• [Material provided]

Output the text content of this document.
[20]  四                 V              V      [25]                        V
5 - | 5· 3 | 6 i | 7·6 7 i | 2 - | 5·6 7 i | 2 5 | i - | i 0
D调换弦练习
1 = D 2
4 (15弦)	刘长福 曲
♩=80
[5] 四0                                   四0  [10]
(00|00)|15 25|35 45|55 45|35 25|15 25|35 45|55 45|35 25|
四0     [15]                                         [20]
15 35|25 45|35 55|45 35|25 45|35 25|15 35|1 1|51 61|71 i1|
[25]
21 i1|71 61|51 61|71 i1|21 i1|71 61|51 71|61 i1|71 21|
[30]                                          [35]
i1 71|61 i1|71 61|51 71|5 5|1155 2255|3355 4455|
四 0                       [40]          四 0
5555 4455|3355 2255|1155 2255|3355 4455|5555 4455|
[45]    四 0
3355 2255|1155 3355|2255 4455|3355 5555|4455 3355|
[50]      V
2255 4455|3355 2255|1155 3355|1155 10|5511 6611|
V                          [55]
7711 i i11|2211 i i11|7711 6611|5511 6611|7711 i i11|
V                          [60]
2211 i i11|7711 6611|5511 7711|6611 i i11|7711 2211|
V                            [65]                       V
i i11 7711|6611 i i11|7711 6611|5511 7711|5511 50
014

...

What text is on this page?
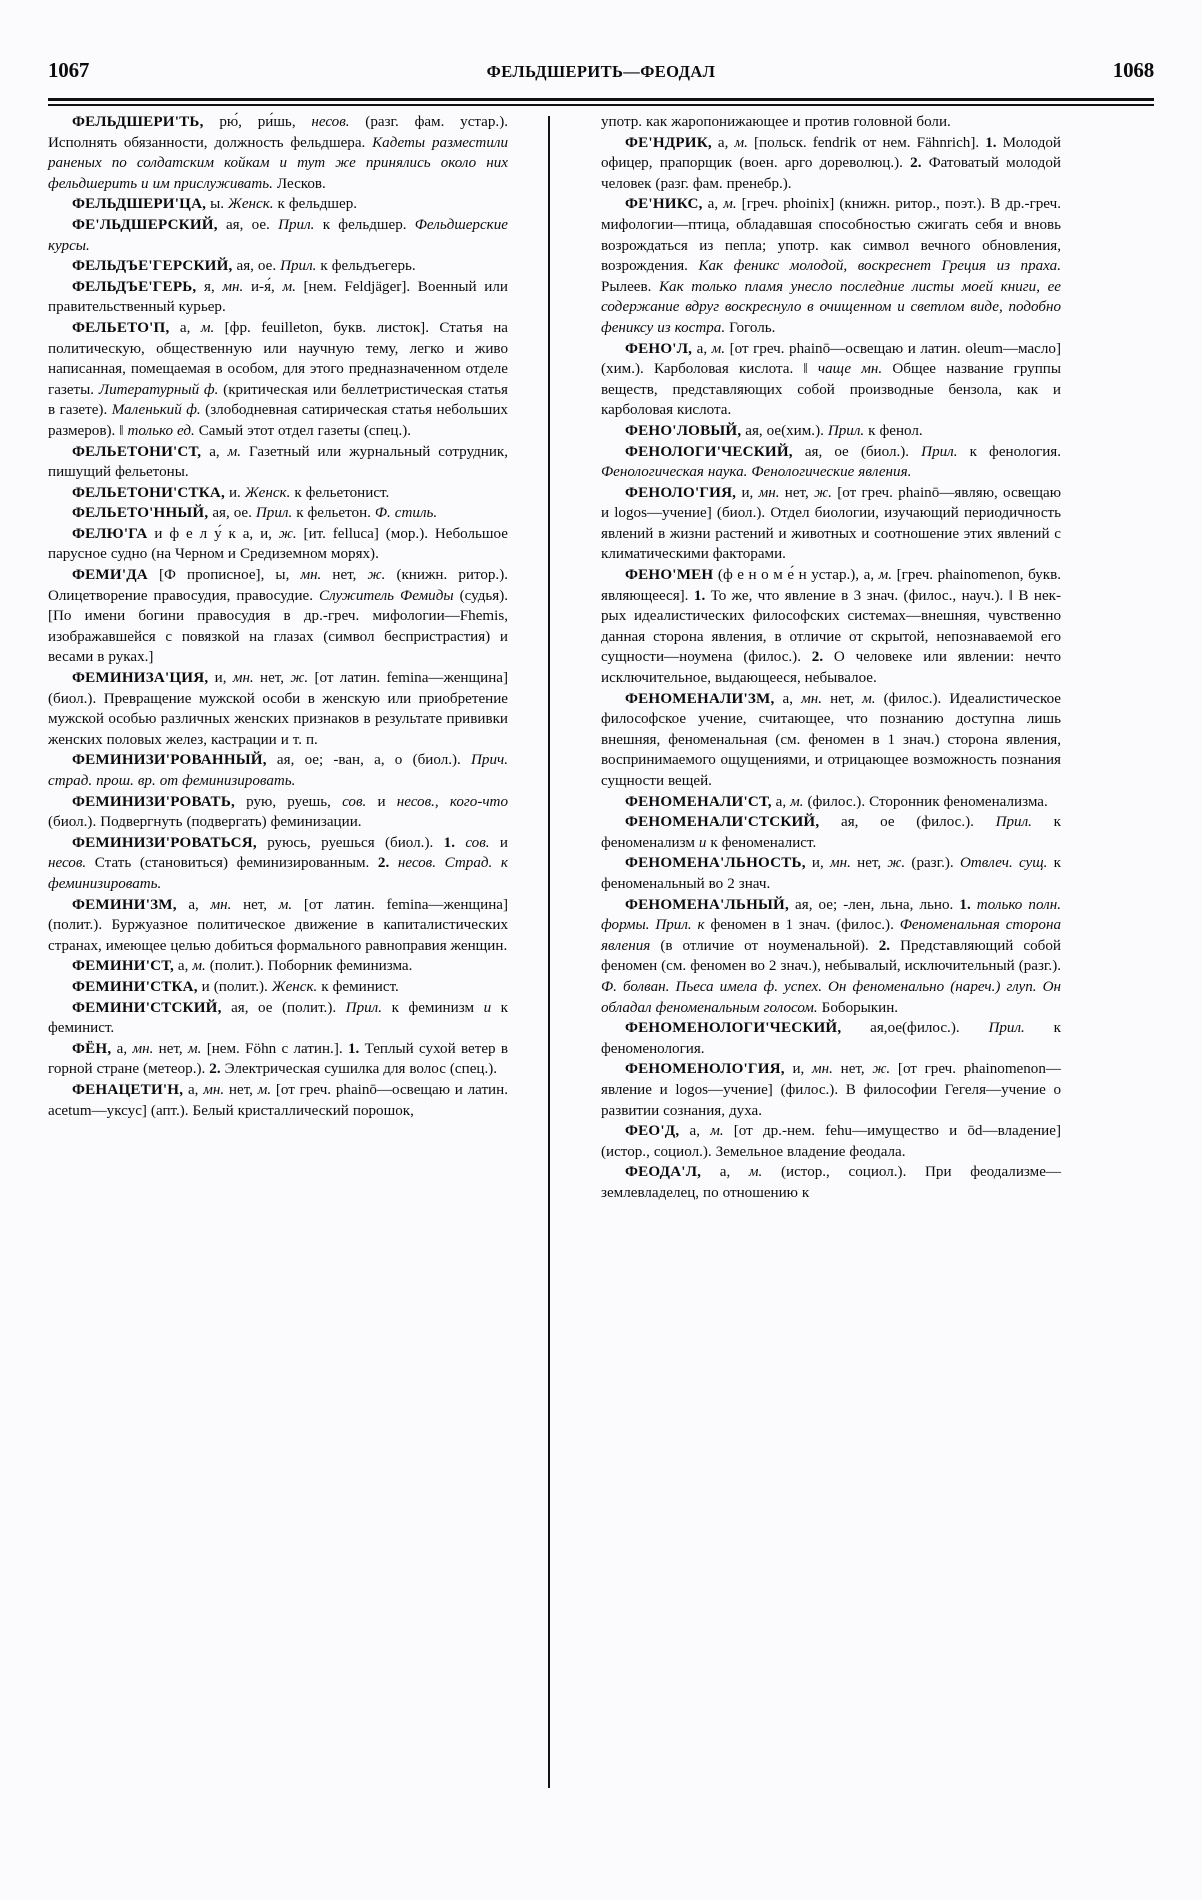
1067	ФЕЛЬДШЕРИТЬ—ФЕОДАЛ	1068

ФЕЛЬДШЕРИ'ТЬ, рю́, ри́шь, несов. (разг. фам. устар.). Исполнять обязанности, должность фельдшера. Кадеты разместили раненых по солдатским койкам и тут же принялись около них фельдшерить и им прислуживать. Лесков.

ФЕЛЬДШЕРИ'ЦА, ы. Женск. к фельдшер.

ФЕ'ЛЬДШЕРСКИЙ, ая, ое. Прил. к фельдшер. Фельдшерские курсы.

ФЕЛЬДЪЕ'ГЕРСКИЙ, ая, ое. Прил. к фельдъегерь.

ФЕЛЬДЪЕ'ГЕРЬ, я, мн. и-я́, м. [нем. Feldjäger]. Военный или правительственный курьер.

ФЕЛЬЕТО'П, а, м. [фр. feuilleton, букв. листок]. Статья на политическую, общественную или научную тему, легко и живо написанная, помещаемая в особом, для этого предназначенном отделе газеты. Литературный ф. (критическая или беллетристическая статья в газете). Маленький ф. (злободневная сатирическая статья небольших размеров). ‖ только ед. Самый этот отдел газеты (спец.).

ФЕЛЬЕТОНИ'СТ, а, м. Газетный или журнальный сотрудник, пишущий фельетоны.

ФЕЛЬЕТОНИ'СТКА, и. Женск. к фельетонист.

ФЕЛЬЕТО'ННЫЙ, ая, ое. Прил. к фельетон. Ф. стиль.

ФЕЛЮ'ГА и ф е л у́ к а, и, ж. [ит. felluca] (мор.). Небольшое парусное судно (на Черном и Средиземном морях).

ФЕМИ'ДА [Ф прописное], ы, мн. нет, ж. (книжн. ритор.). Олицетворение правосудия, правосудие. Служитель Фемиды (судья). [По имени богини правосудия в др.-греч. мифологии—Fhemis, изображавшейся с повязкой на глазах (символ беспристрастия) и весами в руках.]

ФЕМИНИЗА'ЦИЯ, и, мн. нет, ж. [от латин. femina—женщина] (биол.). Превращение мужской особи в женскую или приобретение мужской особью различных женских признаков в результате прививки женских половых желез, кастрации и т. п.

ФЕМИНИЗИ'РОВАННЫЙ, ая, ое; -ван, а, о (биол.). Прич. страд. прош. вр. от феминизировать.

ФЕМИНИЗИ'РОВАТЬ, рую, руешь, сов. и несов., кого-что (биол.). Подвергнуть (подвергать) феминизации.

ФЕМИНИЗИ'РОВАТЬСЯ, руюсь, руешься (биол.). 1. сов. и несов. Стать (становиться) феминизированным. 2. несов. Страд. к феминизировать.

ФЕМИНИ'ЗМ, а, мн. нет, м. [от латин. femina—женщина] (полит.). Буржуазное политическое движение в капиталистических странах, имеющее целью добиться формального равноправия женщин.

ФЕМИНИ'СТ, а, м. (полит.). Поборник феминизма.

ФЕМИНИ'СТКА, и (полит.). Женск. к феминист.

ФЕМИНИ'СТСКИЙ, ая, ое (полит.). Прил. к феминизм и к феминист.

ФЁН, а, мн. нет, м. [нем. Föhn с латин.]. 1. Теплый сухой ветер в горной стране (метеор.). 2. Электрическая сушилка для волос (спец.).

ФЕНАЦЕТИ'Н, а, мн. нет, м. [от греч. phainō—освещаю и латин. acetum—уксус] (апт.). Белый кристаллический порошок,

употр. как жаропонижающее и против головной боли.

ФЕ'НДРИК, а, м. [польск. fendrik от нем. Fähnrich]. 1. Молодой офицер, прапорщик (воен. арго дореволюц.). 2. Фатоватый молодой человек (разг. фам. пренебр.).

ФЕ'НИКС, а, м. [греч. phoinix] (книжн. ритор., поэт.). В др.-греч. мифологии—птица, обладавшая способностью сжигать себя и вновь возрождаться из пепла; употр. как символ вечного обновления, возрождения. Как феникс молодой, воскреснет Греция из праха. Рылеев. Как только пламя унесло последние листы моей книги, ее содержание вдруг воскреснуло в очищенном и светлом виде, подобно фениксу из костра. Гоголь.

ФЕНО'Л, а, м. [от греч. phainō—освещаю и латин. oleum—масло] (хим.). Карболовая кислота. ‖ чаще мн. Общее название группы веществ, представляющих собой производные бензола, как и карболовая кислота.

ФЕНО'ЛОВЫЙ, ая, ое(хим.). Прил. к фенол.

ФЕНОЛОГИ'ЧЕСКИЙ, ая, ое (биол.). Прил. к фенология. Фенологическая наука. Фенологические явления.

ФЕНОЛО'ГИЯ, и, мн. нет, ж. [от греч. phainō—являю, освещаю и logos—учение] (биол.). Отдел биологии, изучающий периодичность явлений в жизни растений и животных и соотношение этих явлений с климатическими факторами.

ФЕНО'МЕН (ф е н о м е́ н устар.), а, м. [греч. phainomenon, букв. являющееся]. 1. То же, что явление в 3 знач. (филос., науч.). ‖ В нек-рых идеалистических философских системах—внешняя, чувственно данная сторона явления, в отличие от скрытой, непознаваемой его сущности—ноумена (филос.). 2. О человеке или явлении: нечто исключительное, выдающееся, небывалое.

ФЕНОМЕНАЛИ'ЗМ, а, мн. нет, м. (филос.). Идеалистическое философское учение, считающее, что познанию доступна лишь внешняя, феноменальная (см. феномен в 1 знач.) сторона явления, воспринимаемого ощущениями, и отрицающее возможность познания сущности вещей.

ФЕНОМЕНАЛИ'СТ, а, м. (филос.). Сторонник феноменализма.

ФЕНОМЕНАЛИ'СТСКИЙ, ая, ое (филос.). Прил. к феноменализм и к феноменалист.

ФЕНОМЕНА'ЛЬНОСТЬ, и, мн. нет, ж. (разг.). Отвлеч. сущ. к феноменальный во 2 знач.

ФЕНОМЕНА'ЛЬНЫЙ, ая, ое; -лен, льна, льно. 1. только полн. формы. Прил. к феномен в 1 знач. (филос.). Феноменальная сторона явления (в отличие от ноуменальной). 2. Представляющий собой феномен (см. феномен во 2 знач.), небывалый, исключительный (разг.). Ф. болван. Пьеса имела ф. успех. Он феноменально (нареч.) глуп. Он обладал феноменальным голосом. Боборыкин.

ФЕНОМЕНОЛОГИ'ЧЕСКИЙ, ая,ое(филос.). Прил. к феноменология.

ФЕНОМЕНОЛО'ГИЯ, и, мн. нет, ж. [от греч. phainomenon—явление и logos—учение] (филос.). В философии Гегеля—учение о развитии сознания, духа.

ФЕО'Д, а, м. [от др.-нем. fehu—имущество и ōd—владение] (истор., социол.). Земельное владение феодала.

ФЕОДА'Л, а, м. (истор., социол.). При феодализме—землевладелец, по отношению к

• [What to produce] Where a line above includes "внешняя", copy that line.

• [Task answer]
ФЕНО'МЕН (ф е н о м е́ н устар.), а, м. [греч. phainomenon, букв. являющееся]. 1. То же, что явление в 3 знач. (филос., науч.). ‖ В нек-рых идеалистических философских системах—внешняя, чувственно данная сторона явления, в отличие от скрытой, непознаваемой его сущности—ноумена (филос.). 2. О человеке или явлении: нечто исключительное, выдающееся, небывалое.
ФЕНОМЕНАЛИ'ЗМ, а, мн. нет, м. (филос.). Идеалистическое философское учение, считающее, что познанию доступна лишь внешняя, феноменальная (см. феномен в 1 знач.) сторона явления, воспринимаемого ощущениями, и отрицающее возможность познания сущности вещей.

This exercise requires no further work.